◆ WRITTEN INSTRUCTION
Check every line below for the string "Optional", and copy the lines that contain it.

◆ DATA ENTRIES
===

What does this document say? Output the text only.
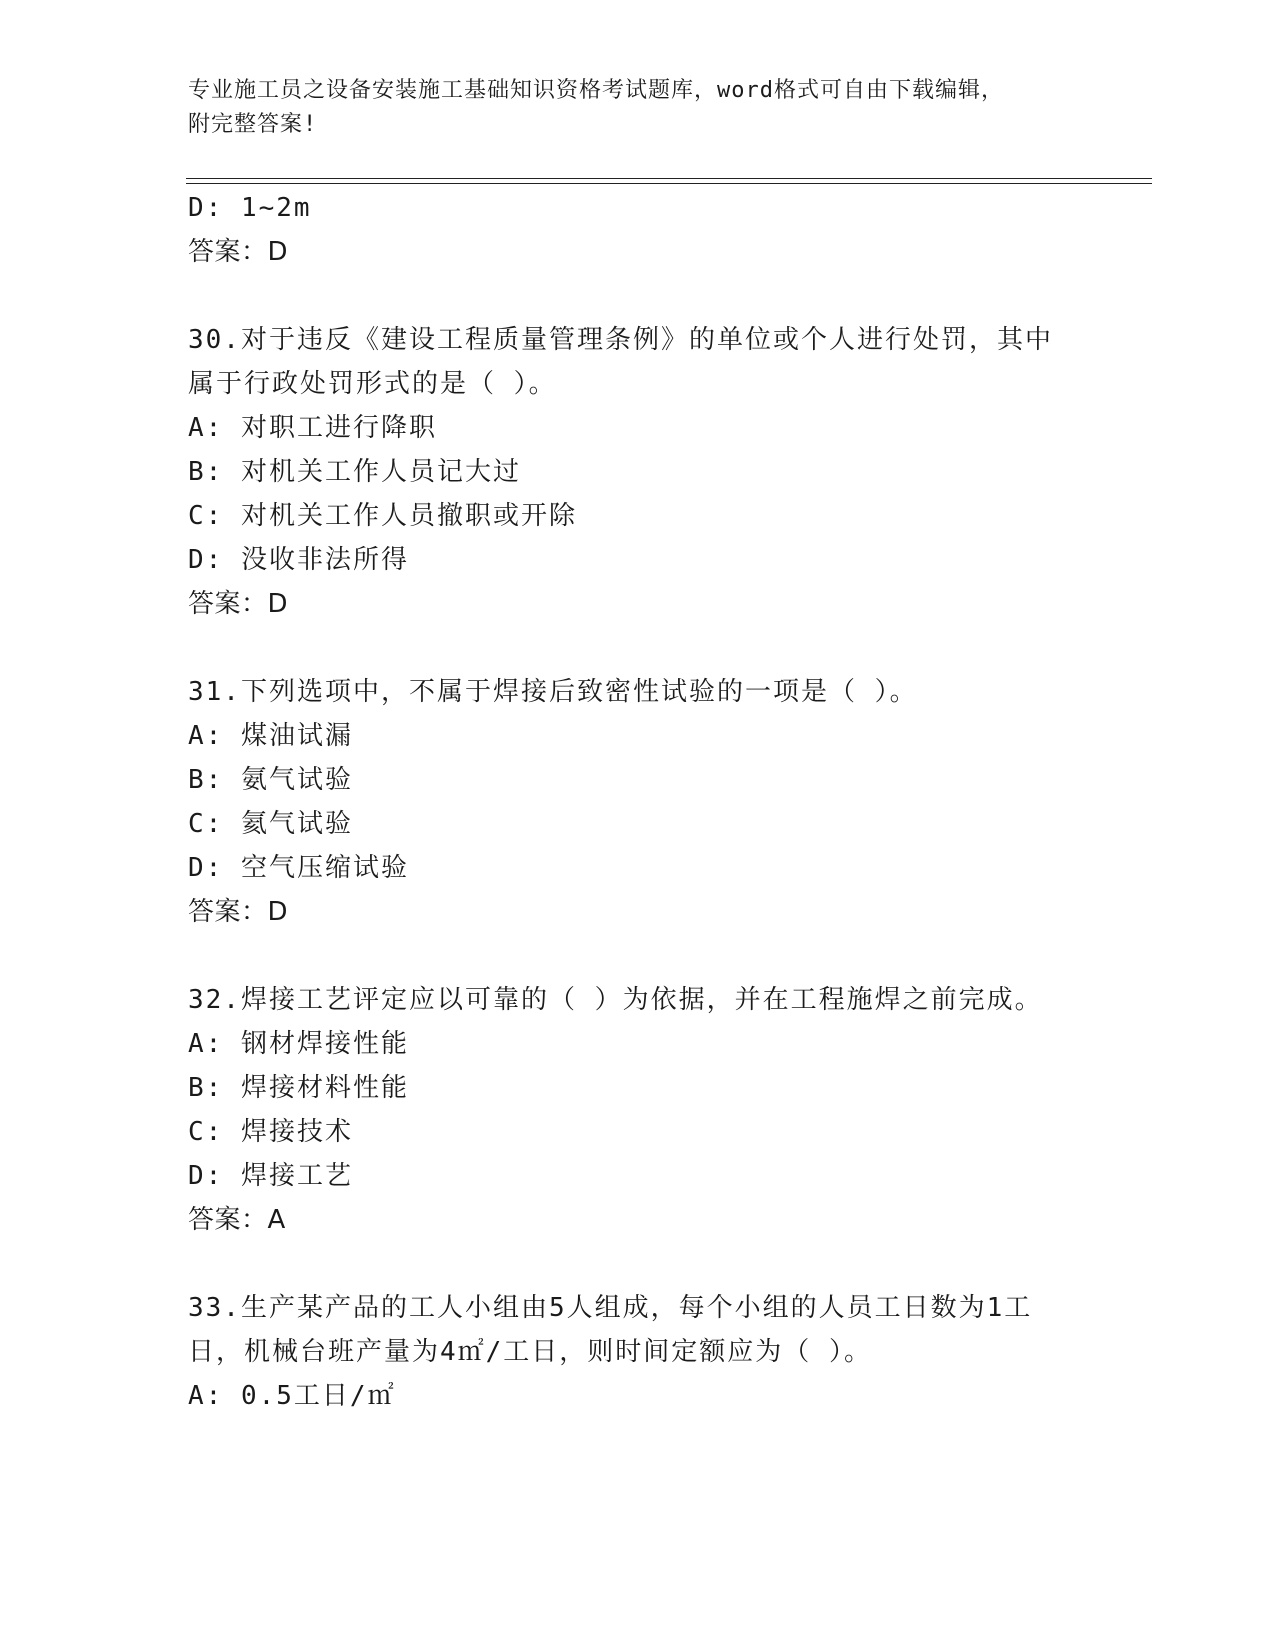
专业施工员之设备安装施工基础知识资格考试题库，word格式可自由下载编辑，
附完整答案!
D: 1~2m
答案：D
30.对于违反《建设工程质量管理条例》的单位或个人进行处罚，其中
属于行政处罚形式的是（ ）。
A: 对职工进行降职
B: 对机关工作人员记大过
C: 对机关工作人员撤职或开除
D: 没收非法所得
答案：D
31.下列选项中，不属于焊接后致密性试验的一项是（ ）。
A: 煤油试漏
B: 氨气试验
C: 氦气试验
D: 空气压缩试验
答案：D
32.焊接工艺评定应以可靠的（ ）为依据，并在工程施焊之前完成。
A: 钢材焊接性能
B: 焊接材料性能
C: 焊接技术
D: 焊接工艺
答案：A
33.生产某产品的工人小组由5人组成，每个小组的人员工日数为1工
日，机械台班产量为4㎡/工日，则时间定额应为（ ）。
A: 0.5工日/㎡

===

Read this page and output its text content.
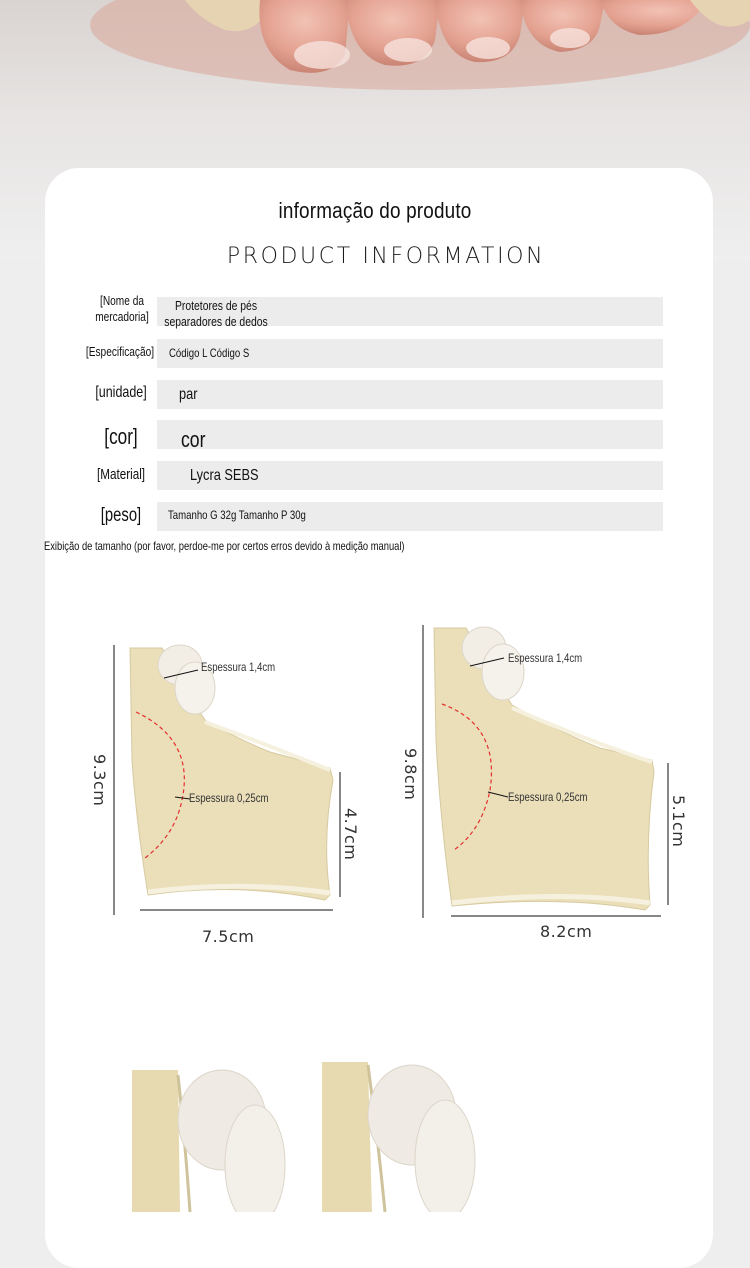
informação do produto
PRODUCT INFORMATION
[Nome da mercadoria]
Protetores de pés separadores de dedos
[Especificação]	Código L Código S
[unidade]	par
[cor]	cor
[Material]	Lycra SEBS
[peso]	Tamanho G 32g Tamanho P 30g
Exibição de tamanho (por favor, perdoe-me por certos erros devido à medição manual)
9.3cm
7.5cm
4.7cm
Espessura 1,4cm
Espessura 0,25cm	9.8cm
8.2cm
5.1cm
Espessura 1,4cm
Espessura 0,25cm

===

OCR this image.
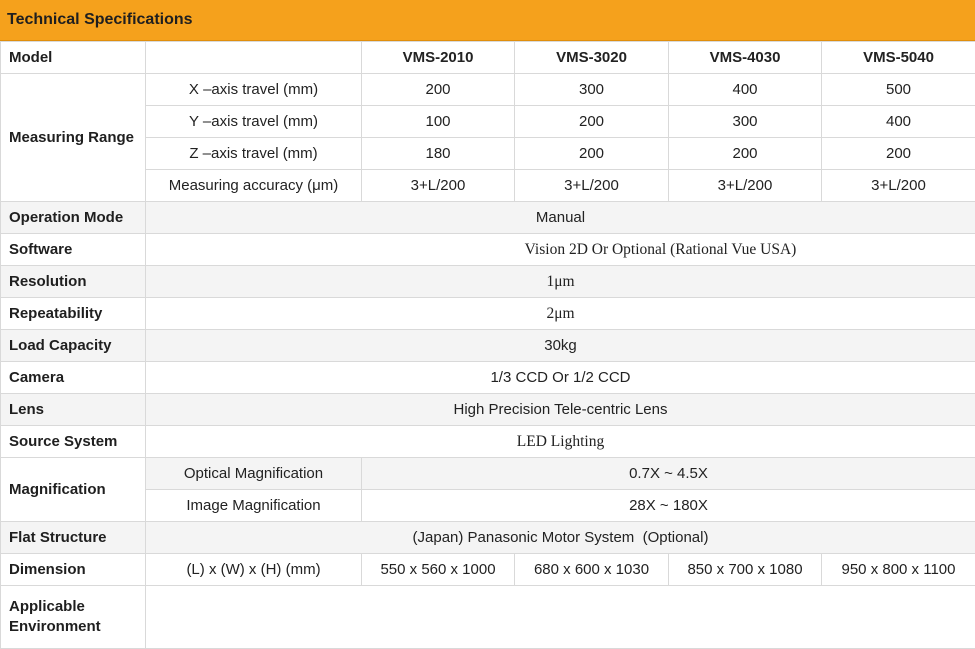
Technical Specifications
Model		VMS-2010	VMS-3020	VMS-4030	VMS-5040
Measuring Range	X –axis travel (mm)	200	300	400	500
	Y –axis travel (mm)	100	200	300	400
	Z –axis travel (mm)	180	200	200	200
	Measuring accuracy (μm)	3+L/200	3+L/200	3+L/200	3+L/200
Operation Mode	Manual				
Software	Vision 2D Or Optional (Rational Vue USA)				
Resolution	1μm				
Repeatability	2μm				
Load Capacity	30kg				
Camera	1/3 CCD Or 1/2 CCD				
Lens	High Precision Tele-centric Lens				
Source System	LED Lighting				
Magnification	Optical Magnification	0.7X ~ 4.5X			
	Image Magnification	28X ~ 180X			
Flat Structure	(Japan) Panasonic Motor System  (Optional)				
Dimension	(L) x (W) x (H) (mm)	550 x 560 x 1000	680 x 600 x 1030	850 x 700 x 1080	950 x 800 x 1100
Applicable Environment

===

◆ FULL OUTPUT
Software	Vision 2D Or Optional (Rational Vue USA)				
Flat Structure	(Japan) Panasonic Motor System  (Optional)				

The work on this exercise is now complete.